>> Start Stored rows
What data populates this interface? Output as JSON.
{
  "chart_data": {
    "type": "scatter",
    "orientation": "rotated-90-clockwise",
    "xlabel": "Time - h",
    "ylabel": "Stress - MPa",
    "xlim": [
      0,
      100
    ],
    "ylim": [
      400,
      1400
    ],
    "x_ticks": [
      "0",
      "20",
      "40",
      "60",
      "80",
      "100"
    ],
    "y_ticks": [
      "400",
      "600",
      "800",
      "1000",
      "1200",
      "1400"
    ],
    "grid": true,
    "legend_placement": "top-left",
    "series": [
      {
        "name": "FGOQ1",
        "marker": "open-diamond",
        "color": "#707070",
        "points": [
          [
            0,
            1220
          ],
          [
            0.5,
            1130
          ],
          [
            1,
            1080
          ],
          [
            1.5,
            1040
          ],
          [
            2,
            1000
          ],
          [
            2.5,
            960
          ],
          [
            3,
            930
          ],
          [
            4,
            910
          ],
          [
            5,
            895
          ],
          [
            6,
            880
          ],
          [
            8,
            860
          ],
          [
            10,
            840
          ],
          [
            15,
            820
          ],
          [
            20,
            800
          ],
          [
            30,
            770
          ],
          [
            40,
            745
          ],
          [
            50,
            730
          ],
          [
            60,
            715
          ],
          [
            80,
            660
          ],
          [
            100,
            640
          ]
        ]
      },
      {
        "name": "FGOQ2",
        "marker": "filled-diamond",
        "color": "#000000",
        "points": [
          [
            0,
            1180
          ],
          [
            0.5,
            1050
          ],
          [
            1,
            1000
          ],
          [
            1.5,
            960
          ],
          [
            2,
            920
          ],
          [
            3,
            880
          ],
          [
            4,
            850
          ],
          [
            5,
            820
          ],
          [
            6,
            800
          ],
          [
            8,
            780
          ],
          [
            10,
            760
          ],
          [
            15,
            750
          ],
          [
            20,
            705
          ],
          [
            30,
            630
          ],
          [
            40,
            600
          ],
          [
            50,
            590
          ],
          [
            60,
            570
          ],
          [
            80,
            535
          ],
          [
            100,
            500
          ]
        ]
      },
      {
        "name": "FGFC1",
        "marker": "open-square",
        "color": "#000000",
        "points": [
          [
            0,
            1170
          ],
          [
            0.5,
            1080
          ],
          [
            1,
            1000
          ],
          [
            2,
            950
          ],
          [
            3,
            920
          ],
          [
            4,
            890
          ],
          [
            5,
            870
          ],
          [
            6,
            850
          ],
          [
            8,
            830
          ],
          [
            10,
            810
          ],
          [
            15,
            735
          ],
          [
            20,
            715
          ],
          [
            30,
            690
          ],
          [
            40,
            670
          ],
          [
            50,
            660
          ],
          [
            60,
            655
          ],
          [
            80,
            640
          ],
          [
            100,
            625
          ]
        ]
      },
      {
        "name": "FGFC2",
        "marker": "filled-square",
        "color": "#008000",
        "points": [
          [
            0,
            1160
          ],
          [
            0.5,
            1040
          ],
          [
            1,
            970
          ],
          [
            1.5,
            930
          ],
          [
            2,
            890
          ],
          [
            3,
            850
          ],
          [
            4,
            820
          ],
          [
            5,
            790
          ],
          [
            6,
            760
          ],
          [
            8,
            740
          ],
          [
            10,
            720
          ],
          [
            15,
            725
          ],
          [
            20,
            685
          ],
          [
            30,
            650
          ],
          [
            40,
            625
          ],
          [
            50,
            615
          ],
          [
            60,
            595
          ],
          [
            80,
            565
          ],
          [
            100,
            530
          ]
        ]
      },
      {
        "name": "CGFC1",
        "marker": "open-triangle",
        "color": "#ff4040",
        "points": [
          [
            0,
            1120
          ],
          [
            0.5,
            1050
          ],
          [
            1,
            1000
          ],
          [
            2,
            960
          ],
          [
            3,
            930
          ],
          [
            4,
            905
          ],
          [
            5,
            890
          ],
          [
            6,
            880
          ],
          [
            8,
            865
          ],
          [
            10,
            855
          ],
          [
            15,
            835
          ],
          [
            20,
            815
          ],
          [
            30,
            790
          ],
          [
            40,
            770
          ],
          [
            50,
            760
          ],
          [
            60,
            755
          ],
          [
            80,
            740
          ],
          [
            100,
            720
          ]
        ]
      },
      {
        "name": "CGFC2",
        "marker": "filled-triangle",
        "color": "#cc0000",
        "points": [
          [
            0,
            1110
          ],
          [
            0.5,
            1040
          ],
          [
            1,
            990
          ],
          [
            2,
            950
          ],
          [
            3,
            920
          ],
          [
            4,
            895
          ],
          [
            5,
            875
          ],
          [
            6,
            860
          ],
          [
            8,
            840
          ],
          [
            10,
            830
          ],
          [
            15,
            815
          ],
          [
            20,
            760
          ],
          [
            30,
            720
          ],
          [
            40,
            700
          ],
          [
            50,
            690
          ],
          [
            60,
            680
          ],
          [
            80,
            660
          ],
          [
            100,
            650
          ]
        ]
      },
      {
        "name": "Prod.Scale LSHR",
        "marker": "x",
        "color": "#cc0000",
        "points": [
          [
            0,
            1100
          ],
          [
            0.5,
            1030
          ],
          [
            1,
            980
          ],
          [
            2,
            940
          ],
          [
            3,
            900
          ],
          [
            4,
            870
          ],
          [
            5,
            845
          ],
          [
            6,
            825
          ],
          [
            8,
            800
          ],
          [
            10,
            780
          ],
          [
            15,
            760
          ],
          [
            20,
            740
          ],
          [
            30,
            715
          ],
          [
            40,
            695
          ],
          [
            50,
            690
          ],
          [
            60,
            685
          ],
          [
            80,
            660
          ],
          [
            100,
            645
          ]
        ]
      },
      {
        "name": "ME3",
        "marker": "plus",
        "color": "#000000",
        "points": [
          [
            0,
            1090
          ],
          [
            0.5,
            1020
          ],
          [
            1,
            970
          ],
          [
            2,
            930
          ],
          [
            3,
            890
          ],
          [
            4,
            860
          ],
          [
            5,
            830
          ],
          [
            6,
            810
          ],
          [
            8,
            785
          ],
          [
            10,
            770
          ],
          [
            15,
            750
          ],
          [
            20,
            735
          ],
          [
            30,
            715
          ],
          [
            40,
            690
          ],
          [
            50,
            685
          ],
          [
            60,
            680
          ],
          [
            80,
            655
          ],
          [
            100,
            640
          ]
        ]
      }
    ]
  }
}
>> End Stored rows
## Task instructions
Find how many lines of the material carry the string "square". Only the number should be in the answer.

## Reply
2